Can you transcribe every record below exactly as it appears?

━━━━━ SUPPLIED DATA ━━━━━

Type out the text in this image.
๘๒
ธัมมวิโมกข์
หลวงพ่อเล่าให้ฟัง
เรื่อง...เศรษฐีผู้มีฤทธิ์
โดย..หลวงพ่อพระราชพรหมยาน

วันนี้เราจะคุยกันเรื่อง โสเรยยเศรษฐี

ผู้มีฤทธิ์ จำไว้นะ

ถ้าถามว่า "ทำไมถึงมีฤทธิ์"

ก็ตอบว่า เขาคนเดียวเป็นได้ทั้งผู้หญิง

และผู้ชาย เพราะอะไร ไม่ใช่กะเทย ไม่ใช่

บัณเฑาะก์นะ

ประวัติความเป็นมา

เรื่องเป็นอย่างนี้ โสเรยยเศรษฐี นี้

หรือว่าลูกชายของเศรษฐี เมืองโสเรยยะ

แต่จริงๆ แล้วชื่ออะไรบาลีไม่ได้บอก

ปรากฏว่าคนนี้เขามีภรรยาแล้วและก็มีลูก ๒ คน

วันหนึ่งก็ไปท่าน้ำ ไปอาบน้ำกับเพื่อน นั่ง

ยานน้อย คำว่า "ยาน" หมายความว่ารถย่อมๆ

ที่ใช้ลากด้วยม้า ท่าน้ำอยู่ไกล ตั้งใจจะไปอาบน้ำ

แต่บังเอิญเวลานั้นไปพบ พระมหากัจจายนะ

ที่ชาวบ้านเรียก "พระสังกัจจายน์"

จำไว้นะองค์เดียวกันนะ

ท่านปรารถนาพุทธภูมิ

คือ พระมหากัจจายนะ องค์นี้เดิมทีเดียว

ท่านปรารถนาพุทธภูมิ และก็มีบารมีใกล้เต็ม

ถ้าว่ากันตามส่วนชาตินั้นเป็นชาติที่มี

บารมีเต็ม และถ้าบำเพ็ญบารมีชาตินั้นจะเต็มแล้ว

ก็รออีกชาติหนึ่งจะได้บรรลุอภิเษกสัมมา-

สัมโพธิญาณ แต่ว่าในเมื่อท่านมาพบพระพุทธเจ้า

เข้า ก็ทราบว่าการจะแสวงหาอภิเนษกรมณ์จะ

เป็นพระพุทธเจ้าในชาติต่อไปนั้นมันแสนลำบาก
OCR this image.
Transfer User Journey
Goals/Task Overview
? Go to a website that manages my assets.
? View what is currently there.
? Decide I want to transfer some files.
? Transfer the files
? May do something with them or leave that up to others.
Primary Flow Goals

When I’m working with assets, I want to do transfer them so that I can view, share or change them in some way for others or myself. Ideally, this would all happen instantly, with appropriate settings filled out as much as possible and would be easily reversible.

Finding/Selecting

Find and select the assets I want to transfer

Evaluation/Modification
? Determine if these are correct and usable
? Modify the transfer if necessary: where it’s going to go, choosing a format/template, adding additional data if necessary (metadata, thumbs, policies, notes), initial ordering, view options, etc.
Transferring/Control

━━━━━

- RESPONSE
Type out the text in this image.
๘๒
ธัมมวิโมกข์
หลวงพ่อเล่าให้ฟัง
เรื่อง...เศรษฐีผู้มีฤทธิ์
โดย..หลวงพ่อพระราชพรหมยาน

วันนี้เราจะคุยกันเรื่อง โสเรยยเศรษฐี

ผู้มีฤทธิ์ จำไว้นะ

ถ้าถามว่า "ทำไมถึงมีฤทธิ์"

ก็ตอบว่า เขาคนเดียวเป็นได้ทั้งผู้หญิง

และผู้ชาย เพราะอะไร ไม่ใช่กะเทย ไม่ใช่

บัณเฑาะก์นะ

ประวัติความเป็นมา

เรื่องเป็นอย่างนี้ โสเรยยเศรษฐี นี้

หรือว่าลูกชายของเศรษฐี เมืองโสเรยยะ

แต่จริงๆ แล้วชื่ออะไรบาลีไม่ได้บอก

ปรากฏว่าคนนี้เขามีภรรยาแล้วและก็มีลูก ๒ คน

วันหนึ่งก็ไปท่าน้ำ ไปอาบน้ำกับเพื่อน นั่ง

ยานน้อย คำว่า "ยาน" หมายความว่ารถย่อมๆ

ที่ใช้ลากด้วยม้า ท่าน้ำอยู่ไกล ตั้งใจจะไปอาบน้ำ

แต่บังเอิญเวลานั้นไปพบ พระมหากัจจายนะ

ที่ชาวบ้านเรียก "พระสังกัจจายน์"

จำไว้นะองค์เดียวกันนะ

ท่านปรารถนาพุทธภูมิ

คือ พระมหากัจจายนะ องค์นี้เดิมทีเดียว

ท่านปรารถนาพุทธภูมิ และก็มีบารมีใกล้เต็ม

ถ้าว่ากันตามส่วนชาตินั้นเป็นชาติที่มี

บารมีเต็ม และถ้าบำเพ็ญบารมีชาตินั้นจะเต็มแล้ว

ก็รออีกชาติหนึ่งจะได้บรรลุอภิเษกสัมมา-

สัมโพธิญาณ แต่ว่าในเมื่อท่านมาพบพระพุทธเจ้า

เข้า ก็ทราบว่าการจะแสวงหาอภิเนษกรมณ์จะ

เป็นพระพุทธเจ้าในชาติต่อไปนั้นมันแสนลำบาก
OCR this image.
Transfer User Journey
Goals/Task Overview
? Go to a website that manages my assets.
? View what is currently there.
? Decide I want to transfer some files.
? Transfer the files
? May do something with them or leave that up to others.
Primary Flow Goals

When I’m working with assets, I want to do transfer them so that I can view, share or change them in some way for others or myself. Ideally, this would all happen instantly, with appropriate settings filled out as much as possible and would be easily reversible.

Finding/Selecting

Find and select the assets I want to transfer

Evaluation/Modification
? Determine if these are correct and usable
? Modify the transfer if necessary: where it’s going to go, choosing a format/template, adding additional data if necessary (metadata, thumbs, policies, notes), initial ordering, view options, etc.
Transferring/Control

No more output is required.